__Problem statement__. Using the listing below, copy every line that mentions "trái".

[Extracted data entries]
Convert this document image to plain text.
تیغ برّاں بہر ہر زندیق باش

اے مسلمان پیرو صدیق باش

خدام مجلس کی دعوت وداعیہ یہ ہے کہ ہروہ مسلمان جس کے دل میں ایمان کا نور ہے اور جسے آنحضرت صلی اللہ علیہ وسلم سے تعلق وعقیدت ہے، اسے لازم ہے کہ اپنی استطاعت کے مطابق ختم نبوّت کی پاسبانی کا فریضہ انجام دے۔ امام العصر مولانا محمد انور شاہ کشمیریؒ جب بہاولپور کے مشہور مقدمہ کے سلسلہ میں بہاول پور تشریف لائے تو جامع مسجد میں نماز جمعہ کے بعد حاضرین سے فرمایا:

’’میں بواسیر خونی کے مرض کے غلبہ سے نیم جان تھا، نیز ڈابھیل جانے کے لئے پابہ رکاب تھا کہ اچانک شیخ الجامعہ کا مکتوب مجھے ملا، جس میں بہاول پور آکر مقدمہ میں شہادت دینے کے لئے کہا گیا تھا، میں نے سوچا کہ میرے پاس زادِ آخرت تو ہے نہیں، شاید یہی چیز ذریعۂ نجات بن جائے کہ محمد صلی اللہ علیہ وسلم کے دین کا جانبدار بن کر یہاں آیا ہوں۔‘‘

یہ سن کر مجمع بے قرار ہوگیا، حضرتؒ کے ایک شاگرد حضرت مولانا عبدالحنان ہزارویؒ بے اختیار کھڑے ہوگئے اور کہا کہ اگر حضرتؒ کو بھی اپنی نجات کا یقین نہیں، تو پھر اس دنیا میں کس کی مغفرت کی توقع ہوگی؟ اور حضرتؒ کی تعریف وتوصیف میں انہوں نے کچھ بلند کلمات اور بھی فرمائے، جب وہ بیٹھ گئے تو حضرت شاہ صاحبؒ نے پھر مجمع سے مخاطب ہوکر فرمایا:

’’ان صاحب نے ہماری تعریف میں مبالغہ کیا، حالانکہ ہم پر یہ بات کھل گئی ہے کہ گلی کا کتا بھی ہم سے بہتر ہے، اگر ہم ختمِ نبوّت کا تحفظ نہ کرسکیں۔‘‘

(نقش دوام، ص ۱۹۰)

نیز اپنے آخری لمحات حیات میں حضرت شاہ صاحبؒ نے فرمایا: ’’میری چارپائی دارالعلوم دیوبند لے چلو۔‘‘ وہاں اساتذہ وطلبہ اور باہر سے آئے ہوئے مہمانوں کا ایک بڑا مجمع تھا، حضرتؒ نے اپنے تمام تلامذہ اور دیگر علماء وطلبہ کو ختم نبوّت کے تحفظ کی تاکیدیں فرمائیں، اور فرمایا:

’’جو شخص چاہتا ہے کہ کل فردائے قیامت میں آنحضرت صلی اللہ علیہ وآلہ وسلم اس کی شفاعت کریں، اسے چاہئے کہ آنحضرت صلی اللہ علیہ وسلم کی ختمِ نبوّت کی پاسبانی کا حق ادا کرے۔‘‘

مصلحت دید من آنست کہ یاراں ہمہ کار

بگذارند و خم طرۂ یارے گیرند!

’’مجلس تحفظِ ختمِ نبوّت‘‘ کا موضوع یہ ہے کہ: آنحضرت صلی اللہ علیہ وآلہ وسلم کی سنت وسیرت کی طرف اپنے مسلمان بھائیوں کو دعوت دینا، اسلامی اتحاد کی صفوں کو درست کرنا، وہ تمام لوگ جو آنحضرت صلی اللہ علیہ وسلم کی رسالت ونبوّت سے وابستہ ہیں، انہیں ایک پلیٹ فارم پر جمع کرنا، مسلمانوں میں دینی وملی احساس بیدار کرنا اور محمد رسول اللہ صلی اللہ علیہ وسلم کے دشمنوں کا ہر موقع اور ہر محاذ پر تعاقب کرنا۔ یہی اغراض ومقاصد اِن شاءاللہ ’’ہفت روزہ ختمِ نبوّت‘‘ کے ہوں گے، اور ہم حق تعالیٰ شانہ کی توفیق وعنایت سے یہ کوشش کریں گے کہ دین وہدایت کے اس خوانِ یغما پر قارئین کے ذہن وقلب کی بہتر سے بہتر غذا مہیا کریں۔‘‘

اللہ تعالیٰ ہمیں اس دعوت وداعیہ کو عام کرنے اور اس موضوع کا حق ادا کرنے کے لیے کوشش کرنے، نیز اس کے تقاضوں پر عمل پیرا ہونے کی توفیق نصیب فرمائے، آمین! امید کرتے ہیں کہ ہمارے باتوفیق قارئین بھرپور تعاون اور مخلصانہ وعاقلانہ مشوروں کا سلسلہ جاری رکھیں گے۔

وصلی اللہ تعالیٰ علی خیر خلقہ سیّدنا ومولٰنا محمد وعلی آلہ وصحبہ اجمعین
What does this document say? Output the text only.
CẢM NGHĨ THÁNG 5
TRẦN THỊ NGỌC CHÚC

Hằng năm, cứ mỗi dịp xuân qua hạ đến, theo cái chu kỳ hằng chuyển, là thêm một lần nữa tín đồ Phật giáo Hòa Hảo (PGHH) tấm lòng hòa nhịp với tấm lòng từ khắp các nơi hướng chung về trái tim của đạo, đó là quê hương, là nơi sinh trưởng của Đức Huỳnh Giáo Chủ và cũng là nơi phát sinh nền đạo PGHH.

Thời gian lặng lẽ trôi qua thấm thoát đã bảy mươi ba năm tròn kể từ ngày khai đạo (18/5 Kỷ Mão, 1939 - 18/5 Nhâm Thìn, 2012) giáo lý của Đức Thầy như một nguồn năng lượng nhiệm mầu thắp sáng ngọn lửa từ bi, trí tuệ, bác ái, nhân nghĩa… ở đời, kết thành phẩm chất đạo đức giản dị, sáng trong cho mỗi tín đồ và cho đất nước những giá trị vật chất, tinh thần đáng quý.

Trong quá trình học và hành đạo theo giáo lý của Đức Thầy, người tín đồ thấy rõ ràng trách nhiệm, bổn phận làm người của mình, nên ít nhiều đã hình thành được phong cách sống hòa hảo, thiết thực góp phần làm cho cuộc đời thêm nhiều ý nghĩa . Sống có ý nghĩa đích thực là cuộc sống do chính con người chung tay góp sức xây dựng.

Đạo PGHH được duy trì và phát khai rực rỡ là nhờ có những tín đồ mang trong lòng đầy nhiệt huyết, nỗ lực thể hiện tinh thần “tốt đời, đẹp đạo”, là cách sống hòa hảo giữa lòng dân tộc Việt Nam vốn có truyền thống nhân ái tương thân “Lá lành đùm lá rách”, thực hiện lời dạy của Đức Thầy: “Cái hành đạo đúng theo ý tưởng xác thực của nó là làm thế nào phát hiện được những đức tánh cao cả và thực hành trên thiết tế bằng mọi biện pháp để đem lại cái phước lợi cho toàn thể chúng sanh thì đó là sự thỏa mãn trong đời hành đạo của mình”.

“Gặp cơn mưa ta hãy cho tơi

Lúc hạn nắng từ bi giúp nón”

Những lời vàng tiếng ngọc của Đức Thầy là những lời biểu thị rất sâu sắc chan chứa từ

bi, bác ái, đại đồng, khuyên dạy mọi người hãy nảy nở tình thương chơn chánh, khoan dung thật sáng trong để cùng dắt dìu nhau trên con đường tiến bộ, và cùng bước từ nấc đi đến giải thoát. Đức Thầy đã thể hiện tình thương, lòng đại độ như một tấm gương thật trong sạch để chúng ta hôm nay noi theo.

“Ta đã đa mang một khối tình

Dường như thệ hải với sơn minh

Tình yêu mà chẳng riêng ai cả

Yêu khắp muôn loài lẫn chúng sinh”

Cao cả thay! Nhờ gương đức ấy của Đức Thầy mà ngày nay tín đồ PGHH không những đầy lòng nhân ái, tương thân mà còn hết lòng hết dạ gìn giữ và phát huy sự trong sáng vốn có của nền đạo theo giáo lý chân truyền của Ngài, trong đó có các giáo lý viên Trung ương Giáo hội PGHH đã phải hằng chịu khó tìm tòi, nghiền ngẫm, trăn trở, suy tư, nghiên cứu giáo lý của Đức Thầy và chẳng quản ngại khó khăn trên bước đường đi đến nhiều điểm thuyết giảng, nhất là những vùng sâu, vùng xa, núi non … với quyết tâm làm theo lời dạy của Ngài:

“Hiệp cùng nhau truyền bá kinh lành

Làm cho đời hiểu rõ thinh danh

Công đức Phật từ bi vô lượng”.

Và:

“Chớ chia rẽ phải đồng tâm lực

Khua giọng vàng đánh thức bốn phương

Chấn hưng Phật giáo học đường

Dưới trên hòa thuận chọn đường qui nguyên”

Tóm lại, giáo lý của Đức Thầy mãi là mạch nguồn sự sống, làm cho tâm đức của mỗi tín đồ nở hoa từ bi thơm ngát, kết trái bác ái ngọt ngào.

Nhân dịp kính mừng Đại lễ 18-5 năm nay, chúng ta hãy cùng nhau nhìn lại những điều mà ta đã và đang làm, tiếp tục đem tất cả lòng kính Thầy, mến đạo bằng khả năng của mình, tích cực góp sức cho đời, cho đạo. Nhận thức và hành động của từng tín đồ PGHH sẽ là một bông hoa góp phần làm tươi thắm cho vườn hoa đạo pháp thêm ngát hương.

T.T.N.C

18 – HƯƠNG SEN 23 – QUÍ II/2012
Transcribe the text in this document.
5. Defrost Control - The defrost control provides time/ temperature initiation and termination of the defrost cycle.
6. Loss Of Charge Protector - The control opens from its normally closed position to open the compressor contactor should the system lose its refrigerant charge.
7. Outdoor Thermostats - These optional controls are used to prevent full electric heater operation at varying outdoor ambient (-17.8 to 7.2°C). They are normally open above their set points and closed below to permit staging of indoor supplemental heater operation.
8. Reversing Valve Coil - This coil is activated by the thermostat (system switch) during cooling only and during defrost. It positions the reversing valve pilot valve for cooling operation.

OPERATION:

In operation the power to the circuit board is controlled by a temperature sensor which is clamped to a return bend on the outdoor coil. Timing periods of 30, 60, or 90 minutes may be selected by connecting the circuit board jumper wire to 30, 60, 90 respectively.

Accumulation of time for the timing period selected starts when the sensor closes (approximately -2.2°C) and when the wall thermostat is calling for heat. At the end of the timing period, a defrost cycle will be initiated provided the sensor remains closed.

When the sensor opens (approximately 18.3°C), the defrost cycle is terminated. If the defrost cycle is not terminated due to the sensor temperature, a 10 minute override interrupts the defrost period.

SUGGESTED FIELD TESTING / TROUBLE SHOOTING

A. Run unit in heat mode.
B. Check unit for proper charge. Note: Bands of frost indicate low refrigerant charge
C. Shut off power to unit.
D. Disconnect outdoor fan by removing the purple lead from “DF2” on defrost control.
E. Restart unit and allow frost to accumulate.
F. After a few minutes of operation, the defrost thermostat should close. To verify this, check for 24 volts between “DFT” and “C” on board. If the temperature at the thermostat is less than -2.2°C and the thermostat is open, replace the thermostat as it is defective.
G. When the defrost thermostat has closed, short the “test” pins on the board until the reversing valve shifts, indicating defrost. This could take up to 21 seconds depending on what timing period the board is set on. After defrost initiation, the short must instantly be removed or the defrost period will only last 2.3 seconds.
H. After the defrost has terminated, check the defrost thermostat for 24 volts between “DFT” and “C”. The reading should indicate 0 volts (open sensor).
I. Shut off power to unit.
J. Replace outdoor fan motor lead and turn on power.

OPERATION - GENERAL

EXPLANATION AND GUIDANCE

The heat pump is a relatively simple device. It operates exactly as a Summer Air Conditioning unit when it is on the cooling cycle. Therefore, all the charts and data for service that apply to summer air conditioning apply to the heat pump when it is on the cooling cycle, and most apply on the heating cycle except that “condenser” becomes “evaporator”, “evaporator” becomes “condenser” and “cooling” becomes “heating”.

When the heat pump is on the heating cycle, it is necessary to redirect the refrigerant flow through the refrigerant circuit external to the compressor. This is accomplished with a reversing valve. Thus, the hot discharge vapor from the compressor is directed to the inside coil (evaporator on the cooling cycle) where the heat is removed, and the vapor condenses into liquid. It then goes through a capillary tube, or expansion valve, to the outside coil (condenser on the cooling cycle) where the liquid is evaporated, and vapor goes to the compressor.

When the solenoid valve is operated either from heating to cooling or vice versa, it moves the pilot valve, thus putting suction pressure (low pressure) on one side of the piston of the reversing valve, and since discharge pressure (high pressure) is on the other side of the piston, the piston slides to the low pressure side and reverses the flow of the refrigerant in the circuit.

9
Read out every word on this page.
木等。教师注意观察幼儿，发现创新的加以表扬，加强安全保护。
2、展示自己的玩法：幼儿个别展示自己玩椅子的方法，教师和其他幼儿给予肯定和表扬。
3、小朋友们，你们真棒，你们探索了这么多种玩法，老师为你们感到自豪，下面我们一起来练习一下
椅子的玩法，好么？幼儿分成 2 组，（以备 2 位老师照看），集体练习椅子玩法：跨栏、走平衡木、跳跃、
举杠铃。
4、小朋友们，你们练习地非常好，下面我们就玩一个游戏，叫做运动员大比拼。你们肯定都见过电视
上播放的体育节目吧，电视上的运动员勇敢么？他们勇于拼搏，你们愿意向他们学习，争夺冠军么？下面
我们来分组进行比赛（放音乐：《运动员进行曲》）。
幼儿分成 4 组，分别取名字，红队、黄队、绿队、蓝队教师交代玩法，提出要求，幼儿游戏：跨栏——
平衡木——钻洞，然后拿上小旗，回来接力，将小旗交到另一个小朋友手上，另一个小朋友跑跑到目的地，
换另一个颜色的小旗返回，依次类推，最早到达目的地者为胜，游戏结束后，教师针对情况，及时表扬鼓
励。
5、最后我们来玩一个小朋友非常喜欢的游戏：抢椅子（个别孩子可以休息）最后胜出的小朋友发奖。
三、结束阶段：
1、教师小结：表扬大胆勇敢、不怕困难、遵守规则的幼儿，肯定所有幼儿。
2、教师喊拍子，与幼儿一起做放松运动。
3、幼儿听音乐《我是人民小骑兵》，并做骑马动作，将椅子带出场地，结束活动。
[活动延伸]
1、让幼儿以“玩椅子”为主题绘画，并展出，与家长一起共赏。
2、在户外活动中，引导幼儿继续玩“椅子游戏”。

__Exercise solution__.
Hằng năm, cứ mỗi dịp xuân qua hạ đến, theo cái chu kỳ hằng chuyển, là thêm một lần nữa tín đồ Phật giáo Hòa Hảo (PGHH) tấm lòng hòa nhịp với tấm lòng từ khắp các nơi hướng chung về trái tim của đạo, đó là quê hương, là nơi sinh trưởng của Đức Huỳnh Giáo Chủ và cũng là nơi phát sinh nền đạo PGHH.
Tóm lại, giáo lý của Đức Thầy mãi là mạch nguồn sự sống, làm cho tâm đức của mỗi tín đồ nở hoa từ bi thơm ngát, kết trái bác ái ngọt ngào.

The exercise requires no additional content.